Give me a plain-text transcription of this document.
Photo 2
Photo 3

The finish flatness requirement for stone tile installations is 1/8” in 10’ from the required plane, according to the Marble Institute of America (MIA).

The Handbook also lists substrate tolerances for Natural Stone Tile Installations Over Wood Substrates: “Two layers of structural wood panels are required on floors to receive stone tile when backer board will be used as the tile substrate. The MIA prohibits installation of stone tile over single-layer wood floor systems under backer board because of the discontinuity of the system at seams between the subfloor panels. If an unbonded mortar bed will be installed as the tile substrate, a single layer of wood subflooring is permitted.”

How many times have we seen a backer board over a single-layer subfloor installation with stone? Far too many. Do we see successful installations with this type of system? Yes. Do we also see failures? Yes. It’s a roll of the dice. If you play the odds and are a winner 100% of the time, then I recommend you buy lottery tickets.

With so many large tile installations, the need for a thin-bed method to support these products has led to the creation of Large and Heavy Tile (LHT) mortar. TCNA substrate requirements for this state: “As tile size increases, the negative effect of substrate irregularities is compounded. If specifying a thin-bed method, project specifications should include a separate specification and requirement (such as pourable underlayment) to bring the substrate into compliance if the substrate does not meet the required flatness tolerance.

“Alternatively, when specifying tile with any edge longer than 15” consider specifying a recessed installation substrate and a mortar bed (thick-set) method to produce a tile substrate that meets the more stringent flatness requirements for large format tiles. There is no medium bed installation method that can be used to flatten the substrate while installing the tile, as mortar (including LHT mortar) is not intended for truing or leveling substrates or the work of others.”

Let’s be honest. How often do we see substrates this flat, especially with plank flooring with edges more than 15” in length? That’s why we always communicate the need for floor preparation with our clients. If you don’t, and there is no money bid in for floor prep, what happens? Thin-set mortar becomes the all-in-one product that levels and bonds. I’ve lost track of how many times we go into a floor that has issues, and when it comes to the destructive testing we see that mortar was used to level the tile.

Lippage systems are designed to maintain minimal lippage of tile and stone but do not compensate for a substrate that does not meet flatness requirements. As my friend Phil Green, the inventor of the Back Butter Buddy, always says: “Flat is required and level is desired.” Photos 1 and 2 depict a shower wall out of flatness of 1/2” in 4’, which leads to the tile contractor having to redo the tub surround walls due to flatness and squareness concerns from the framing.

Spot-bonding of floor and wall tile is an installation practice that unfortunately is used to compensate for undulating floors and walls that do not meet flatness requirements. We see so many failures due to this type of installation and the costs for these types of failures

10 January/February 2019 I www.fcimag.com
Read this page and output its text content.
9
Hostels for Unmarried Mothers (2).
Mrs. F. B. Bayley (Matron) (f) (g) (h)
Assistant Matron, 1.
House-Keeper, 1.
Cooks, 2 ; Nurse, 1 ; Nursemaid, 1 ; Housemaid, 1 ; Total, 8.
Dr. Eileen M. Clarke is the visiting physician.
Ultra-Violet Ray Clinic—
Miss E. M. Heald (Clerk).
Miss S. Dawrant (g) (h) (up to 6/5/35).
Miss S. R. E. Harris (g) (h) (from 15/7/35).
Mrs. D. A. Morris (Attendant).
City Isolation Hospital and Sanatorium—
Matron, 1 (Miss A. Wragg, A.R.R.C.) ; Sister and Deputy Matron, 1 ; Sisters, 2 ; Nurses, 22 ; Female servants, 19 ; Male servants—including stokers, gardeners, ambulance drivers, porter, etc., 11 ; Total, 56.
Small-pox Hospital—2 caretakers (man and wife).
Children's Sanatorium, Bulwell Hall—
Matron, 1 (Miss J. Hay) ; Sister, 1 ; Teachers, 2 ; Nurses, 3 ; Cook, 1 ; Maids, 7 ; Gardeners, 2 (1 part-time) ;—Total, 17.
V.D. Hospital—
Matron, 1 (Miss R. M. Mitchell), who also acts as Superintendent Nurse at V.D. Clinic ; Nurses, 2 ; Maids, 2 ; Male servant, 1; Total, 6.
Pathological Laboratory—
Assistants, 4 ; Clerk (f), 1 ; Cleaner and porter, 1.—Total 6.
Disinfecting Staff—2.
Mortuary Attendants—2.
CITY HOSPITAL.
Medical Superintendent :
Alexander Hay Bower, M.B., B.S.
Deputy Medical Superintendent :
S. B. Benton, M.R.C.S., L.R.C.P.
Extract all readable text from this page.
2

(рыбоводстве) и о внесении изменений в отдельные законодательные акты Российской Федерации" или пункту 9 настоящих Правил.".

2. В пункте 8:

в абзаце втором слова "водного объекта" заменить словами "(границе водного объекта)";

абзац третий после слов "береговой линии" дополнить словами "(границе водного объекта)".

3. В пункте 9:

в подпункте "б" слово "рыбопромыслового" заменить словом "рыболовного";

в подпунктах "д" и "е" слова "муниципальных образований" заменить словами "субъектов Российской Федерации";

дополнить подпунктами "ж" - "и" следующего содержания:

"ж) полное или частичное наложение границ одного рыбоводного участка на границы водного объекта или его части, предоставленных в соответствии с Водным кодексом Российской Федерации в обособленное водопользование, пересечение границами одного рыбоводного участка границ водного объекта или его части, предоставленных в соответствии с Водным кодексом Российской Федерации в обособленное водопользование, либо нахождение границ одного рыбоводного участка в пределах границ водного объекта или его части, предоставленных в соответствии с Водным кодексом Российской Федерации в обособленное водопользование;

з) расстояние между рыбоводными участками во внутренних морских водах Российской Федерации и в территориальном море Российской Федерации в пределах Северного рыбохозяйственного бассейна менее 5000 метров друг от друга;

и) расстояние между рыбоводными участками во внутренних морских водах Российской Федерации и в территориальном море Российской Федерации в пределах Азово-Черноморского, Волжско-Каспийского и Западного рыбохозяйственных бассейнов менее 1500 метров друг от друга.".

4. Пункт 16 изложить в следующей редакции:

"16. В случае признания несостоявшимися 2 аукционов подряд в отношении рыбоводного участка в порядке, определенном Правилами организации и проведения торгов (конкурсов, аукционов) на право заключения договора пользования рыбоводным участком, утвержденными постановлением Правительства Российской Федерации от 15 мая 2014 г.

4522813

What is asked » Pick out and copy the lines of the material that include the word "many".

Exercise response »
How many times have we seen a backer board over a single-layer subfloor installation with stone? Far too many. Do we see successful installations with this type of system? Yes. Do we also see failures? Yes. It’s a roll of the dice. If you play the odds and are a winner 100% of the time, then I recommend you buy lottery tickets.
With so many large tile installations, the need for a thin-bed method to support these products has led to the creation of Large and Heavy Tile (LHT) mortar. TCNA substrate requirements for this state: “As tile size increases, the negative effect of substrate irregularities is compounded. If specifying a thin-bed method, project specifications should include a separate specification and requirement (such as pourable underlayment) to bring the substrate into compliance if the substrate does not meet the required flatness tolerance.
Let’s be honest. How often do we see substrates this flat, especially with plank flooring with edges more than 15” in length? That’s why we always communicate the need for floor preparation with our clients. If you don’t, and there is no money bid in for floor prep, what happens? Thin-set mortar becomes the all-in-one product that levels and bonds. I’ve lost track of how many times we go into a floor that has issues, and when it comes to the destructive testing we see that mortar was used to level the tile.
Spot-bonding of floor and wall tile is an installation practice that unfortunately is used to compensate for undulating floors and walls that do not meet flatness requirements. We see so many failures due to this type of installation and the costs for these types of failures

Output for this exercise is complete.